**Task objective:** Collect all lines from the records below that include the word "conmemoró".

(Data records)

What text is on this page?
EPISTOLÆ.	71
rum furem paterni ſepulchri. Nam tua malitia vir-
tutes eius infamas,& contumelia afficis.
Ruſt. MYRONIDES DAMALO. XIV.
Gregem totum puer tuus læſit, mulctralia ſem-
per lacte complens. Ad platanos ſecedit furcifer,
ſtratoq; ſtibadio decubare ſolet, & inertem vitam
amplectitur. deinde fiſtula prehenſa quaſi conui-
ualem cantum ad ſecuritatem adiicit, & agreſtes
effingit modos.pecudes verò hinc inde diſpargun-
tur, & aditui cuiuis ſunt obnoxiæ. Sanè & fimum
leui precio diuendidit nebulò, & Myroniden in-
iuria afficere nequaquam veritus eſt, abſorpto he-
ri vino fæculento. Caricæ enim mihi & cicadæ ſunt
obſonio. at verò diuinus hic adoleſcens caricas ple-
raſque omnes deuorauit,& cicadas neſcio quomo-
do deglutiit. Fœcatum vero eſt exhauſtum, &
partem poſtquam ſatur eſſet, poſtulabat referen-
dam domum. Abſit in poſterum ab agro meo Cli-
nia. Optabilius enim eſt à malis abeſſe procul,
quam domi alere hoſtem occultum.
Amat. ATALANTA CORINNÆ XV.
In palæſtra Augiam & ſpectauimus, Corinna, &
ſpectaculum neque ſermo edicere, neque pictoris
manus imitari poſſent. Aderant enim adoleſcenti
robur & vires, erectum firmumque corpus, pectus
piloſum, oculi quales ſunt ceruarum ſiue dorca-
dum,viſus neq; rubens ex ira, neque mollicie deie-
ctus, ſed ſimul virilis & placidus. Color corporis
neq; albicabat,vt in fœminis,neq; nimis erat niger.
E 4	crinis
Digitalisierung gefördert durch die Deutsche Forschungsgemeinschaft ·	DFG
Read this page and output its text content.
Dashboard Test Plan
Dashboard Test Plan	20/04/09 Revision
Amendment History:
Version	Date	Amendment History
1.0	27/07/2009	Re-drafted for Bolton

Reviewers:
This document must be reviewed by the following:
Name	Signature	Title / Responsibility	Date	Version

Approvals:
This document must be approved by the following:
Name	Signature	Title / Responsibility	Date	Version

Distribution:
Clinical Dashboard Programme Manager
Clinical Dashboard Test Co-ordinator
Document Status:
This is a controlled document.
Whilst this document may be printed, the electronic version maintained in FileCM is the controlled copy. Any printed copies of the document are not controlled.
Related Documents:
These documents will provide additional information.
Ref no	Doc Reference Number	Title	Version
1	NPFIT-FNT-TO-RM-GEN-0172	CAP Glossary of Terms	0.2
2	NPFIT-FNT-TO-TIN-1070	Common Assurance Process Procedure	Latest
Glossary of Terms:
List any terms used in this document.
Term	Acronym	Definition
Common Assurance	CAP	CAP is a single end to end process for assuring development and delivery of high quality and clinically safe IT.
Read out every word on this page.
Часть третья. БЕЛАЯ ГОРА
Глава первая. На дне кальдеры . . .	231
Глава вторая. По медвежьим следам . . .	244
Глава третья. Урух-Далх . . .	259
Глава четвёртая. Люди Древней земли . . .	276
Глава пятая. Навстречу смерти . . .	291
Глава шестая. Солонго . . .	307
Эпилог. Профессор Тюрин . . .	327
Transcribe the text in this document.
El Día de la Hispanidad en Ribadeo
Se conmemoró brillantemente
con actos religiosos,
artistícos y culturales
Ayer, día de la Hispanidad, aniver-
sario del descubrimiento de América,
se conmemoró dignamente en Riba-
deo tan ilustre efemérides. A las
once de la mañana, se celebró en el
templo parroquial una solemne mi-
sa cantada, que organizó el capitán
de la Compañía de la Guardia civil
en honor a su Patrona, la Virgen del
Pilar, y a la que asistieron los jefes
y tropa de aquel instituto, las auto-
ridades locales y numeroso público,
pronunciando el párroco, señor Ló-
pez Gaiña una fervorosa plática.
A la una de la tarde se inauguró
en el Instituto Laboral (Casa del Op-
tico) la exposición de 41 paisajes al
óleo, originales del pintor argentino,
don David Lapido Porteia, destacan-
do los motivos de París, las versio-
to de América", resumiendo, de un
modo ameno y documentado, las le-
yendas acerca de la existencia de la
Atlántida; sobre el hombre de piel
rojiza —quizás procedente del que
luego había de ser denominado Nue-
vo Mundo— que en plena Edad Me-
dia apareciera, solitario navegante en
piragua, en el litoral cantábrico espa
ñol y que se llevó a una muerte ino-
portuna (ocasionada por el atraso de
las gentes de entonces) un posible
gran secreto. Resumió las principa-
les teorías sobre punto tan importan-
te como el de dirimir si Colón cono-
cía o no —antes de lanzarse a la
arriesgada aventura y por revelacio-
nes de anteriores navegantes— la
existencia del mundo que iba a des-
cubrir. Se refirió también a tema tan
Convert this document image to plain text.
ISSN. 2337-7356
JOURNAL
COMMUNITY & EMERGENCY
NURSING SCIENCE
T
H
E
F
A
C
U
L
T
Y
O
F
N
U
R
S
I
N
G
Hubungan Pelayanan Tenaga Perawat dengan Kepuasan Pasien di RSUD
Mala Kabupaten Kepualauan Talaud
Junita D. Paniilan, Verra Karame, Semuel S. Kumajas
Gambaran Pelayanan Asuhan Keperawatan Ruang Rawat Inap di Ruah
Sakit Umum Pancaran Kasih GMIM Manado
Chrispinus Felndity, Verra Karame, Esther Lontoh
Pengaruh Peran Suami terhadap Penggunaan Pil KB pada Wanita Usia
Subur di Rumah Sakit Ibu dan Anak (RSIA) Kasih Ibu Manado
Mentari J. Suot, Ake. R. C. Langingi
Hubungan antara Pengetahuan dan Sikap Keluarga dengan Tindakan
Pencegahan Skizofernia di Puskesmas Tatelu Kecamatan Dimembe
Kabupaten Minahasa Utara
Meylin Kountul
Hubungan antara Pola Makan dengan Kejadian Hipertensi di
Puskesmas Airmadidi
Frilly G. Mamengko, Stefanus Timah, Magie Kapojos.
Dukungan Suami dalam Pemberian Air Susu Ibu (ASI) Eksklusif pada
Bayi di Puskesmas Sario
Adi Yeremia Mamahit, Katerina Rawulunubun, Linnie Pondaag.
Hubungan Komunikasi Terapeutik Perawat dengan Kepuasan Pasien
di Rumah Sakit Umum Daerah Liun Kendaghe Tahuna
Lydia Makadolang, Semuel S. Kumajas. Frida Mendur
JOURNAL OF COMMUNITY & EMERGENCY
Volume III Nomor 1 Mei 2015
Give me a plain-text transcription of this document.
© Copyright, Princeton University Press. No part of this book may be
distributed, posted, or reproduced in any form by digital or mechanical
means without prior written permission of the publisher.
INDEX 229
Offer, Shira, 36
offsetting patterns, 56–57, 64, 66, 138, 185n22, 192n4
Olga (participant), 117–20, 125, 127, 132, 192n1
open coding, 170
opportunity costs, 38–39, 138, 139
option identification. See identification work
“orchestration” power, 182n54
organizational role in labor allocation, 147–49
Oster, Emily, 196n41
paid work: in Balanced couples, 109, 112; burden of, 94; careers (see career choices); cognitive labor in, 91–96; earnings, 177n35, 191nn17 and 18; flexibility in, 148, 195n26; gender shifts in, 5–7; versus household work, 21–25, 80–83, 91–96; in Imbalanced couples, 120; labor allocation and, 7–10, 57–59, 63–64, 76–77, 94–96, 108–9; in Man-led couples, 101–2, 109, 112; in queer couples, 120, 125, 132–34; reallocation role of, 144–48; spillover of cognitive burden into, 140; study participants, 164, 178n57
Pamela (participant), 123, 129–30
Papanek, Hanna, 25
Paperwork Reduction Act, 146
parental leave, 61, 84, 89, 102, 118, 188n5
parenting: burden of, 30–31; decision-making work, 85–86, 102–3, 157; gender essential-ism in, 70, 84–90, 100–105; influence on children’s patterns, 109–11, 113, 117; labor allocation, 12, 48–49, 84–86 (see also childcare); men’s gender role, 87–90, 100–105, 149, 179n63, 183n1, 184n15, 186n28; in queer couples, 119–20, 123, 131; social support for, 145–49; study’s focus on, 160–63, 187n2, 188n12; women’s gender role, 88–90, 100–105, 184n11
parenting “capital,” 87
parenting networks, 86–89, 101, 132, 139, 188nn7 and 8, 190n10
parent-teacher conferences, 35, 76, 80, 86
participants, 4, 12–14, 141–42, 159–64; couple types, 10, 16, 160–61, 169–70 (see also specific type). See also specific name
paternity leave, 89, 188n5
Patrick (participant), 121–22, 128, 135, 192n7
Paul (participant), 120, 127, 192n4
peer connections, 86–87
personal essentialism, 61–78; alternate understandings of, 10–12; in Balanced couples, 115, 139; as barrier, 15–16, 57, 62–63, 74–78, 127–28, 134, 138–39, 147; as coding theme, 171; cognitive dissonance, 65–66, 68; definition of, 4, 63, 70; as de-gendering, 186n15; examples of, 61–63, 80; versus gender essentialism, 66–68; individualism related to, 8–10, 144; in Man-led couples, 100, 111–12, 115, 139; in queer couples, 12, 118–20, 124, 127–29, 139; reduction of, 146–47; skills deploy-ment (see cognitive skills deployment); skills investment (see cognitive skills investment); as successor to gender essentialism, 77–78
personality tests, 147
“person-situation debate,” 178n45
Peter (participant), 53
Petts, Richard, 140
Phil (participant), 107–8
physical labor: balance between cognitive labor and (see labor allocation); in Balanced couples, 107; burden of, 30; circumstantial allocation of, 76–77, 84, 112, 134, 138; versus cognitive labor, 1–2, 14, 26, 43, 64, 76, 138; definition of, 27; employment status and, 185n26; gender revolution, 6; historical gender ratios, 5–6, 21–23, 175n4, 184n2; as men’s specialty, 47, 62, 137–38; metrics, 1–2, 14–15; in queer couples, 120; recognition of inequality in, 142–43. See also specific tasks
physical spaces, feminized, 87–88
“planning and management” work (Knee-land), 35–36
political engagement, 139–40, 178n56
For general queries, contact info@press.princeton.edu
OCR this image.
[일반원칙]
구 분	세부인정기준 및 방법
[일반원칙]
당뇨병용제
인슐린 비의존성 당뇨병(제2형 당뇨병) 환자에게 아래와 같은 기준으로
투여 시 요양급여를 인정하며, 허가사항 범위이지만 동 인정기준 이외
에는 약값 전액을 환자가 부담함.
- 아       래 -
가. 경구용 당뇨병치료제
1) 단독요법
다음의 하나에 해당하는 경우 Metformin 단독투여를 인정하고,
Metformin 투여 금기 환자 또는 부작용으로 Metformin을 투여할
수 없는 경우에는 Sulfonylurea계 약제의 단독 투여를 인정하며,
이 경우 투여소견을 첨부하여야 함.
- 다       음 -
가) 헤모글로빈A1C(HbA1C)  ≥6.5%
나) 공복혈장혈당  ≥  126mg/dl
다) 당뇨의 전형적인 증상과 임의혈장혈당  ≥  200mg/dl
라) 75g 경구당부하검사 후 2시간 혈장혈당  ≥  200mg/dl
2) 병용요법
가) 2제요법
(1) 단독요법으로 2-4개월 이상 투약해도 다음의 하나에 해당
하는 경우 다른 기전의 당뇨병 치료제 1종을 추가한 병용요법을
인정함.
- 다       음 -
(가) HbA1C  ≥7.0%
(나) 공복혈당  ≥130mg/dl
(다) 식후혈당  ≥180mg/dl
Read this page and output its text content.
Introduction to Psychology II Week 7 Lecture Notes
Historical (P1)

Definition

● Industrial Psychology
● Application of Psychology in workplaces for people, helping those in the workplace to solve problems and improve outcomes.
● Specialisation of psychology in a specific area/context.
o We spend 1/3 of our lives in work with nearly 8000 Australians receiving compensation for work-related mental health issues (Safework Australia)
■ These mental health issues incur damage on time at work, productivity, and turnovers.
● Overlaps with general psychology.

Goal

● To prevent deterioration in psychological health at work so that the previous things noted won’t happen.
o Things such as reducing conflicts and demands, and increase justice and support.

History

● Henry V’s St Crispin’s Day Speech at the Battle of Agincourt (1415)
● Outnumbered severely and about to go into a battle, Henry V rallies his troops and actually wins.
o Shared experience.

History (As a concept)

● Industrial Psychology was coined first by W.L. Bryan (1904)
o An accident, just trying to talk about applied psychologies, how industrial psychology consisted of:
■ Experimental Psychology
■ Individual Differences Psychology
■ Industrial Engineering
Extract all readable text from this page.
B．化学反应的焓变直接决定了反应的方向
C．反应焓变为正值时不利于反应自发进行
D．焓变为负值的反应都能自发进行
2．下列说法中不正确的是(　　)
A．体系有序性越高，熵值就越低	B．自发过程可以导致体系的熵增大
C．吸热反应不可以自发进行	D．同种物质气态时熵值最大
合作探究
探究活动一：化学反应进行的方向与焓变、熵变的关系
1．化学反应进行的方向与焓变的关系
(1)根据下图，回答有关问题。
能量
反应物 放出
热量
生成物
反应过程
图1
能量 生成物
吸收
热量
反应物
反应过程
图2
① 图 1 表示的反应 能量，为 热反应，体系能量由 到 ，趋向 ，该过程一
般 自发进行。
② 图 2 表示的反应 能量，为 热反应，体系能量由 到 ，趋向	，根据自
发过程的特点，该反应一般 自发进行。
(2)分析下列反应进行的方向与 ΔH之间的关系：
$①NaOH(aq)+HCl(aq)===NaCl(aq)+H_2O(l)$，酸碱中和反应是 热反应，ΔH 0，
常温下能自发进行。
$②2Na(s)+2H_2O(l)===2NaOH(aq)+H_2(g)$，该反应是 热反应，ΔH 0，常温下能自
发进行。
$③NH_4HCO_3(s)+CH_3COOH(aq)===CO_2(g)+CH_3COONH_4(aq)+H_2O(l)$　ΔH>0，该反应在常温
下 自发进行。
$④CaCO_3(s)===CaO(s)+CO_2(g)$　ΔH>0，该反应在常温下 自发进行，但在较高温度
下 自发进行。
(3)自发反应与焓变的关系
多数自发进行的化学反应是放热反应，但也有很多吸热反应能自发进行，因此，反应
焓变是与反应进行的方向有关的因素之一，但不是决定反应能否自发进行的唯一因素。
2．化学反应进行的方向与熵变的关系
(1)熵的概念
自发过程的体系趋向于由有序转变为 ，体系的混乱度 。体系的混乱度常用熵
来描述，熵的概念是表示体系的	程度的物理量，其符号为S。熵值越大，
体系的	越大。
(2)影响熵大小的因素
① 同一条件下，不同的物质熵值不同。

**Response to the exercise:**
Se conmemoró brillantemente
se conmemoró dignamente en Riba-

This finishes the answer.